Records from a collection
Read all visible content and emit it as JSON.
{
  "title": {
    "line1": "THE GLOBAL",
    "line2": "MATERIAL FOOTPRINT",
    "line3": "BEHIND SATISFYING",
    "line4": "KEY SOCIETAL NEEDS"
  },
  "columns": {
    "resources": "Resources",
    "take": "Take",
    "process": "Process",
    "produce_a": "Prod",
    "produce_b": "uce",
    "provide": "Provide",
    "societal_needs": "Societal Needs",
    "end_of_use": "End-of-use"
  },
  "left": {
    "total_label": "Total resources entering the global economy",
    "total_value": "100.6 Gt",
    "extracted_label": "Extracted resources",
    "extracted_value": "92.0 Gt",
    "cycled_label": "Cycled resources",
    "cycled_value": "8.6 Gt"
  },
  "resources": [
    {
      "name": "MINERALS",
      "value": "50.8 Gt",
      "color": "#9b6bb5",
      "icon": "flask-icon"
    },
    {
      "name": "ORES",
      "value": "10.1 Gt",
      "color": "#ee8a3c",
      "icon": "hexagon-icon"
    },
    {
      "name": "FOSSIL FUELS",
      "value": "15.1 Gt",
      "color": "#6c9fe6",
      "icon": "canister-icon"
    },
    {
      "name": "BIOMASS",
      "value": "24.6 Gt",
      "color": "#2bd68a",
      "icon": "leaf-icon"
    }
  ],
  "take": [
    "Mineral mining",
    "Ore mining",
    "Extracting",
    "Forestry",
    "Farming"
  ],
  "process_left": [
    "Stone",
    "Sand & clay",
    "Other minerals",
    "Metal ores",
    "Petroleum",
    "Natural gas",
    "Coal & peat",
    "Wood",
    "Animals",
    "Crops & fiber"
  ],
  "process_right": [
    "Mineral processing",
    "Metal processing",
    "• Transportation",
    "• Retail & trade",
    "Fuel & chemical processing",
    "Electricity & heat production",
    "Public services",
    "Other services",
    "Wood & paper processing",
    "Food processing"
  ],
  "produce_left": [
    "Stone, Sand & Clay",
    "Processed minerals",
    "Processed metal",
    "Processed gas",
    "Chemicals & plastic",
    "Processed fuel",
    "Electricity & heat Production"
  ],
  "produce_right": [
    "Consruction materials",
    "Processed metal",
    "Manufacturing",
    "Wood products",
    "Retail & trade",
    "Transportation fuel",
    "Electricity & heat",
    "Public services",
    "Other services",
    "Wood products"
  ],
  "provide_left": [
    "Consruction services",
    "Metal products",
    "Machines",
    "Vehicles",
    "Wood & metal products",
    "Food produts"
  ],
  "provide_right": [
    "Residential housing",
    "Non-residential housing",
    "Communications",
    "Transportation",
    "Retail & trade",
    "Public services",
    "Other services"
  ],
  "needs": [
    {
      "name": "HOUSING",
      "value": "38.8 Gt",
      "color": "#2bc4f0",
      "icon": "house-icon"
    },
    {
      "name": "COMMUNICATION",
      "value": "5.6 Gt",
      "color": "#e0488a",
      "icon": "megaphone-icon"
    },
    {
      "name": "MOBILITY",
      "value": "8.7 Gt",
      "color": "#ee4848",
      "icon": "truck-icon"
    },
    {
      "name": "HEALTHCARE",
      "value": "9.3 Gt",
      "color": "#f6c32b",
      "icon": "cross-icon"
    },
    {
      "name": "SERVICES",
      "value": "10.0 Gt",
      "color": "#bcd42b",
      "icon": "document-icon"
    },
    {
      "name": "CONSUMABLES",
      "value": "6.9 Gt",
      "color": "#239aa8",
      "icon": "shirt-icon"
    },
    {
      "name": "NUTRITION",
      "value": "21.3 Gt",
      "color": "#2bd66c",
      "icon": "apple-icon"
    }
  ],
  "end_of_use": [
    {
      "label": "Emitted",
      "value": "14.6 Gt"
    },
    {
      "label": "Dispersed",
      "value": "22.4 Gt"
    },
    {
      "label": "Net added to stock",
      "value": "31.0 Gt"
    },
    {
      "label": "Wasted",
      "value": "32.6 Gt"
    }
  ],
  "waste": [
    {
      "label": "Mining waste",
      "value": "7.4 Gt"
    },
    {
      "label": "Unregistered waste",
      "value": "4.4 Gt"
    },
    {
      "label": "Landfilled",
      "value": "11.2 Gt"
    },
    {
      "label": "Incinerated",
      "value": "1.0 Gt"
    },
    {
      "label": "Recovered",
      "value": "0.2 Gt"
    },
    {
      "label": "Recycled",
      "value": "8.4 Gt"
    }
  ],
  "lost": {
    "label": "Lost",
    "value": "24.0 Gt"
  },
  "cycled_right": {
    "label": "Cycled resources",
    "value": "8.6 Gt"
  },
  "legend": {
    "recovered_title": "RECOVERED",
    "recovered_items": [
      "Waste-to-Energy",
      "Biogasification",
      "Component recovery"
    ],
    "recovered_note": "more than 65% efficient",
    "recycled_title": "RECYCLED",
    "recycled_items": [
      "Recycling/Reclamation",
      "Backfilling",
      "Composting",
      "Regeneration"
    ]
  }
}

Instruction: Each line of the material should be duplicated exactly, please.

Response:
Read all visible content and emit it as JSON.
{
  "title": {
    "line1": "THE GLOBAL",
    "line2": "MATERIAL FOOTPRINT",
    "line3": "BEHIND SATISFYING",
    "line4": "KEY SOCIETAL NEEDS"
  },
  "columns": {
    "resources": "Resources",
    "take": "Take",
    "process": "Process",
    "produce_a": "Prod",
    "produce_b": "uce",
    "provide": "Provide",
    "societal_needs": "Societal Needs",
    "end_of_use": "End-of-use"
  },
  "left": {
    "total_label": "Total resources entering the global economy",
    "total_value": "100.6 Gt",
    "extracted_label": "Extracted resources",
    "extracted_value": "92.0 Gt",
    "cycled_label": "Cycled resources",
    "cycled_value": "8.6 Gt"
  },
  "resources": [
    {
      "name": "MINERALS",
      "value": "50.8 Gt",
      "color": "#9b6bb5",
      "icon": "flask-icon"
    },
    {
      "name": "ORES",
      "value": "10.1 Gt",
      "color": "#ee8a3c",
      "icon": "hexagon-icon"
    },
    {
      "name": "FOSSIL FUELS",
      "value": "15.1 Gt",
      "color": "#6c9fe6",
      "icon": "canister-icon"
    },
    {
      "name": "BIOMASS",
      "value": "24.6 Gt",
      "color": "#2bd68a",
      "icon": "leaf-icon"
    }
  ],
  "take": [
    "Mineral mining",
    "Ore mining",
    "Extracting",
    "Forestry",
    "Farming"
  ],
  "process_left": [
    "Stone",
    "Sand & clay",
    "Other minerals",
    "Metal ores",
    "Petroleum",
    "Natural gas",
    "Coal & peat",
    "Wood",
    "Animals",
    "Crops & fiber"
  ],
  "process_right": [
    "Mineral processing",
    "Metal processing",
    "• Transportation",
    "• Retail & trade",
    "Fuel & chemical processing",
    "Electricity & heat production",
    "Public services",
    "Other services",
    "Wood & paper processing",
    "Food processing"
  ],
  "produce_left": [
    "Stone, Sand & Clay",
    "Processed minerals",
    "Processed metal",
    "Processed gas",
    "Chemicals & plastic",
    "Processed fuel",
    "Electricity & heat Production"
  ],
  "produce_right": [
    "Consruction materials",
    "Processed metal",
    "Manufacturing",
    "Wood products",
    "Retail & trade",
    "Transportation fuel",
    "Electricity & heat",
    "Public services",
    "Other services",
    "Wood products"
  ],
  "provide_left": [
    "Consruction services",
    "Metal products",
    "Machines",
    "Vehicles",
    "Wood & metal products",
    "Food produts"
  ],
  "provide_right": [
    "Residential housing",
    "Non-residential housing",
    "Communications",
    "Transportation",
    "Retail & trade",
    "Public services",
    "Other services"
  ],
  "needs": [
    {
      "name": "HOUSING",
      "value": "38.8 Gt",
      "color": "#2bc4f0",
      "icon": "house-icon"
    },
    {
      "name": "COMMUNICATION",
      "value": "5.6 Gt",
      "color": "#e0488a",
      "icon": "megaphone-icon"
    },
    {
      "name": "MOBILITY",
      "value": "8.7 Gt",
      "color": "#ee4848",
      "icon": "truck-icon"
    },
    {
      "name": "HEALTHCARE",
      "value": "9.3 Gt",
      "color": "#f6c32b",
      "icon": "cross-icon"
    },
    {
      "name": "SERVICES",
      "value": "10.0 Gt",
      "color": "#bcd42b",
      "icon": "document-icon"
    },
    {
      "name": "CONSUMABLES",
      "value": "6.9 Gt",
      "color": "#239aa8",
      "icon": "shirt-icon"
    },
    {
      "name": "NUTRITION",
      "value": "21.3 Gt",
      "color": "#2bd66c",
      "icon": "apple-icon"
    }
  ],
  "end_of_use": [
    {
      "label": "Emitted",
      "value": "14.6 Gt"
    },
    {
      "label": "Dispersed",
      "value": "22.4 Gt"
    },
    {
      "label": "Net added to stock",
      "value": "31.0 Gt"
    },
    {
      "label": "Wasted",
      "value": "32.6 Gt"
    }
  ],
  "waste": [
    {
      "label": "Mining waste",
      "value": "7.4 Gt"
    },
    {
      "label": "Unregistered waste",
      "value": "4.4 Gt"
    },
    {
      "label": "Landfilled",
      "value": "11.2 Gt"
    },
    {
      "label": "Incinerated",
      "value": "1.0 Gt"
    },
    {
      "label": "Recovered",
      "value": "0.2 Gt"
    },
    {
      "label": "Recycled",
      "value": "8.4 Gt"
    }
  ],
  "lost": {
    "label": "Lost",
    "value": "24.0 Gt"
  },
  "cycled_right": {
    "label": "Cycled resources",
    "value": "8.6 Gt"
  },
  "legend": {
    "recovered_title": "RECOVERED",
    "recovered_items": [
      "Waste-to-Energy",
      "Biogasification",
      "Component recovery"
    ],
    "recovered_note": "more than 65% efficient",
    "recycled_title": "RECYCLED",
    "recycled_items": [
      "Recycling/Reclamation",
      "Backfilling",
      "Composting",
      "Regeneration"
    ]
  }
}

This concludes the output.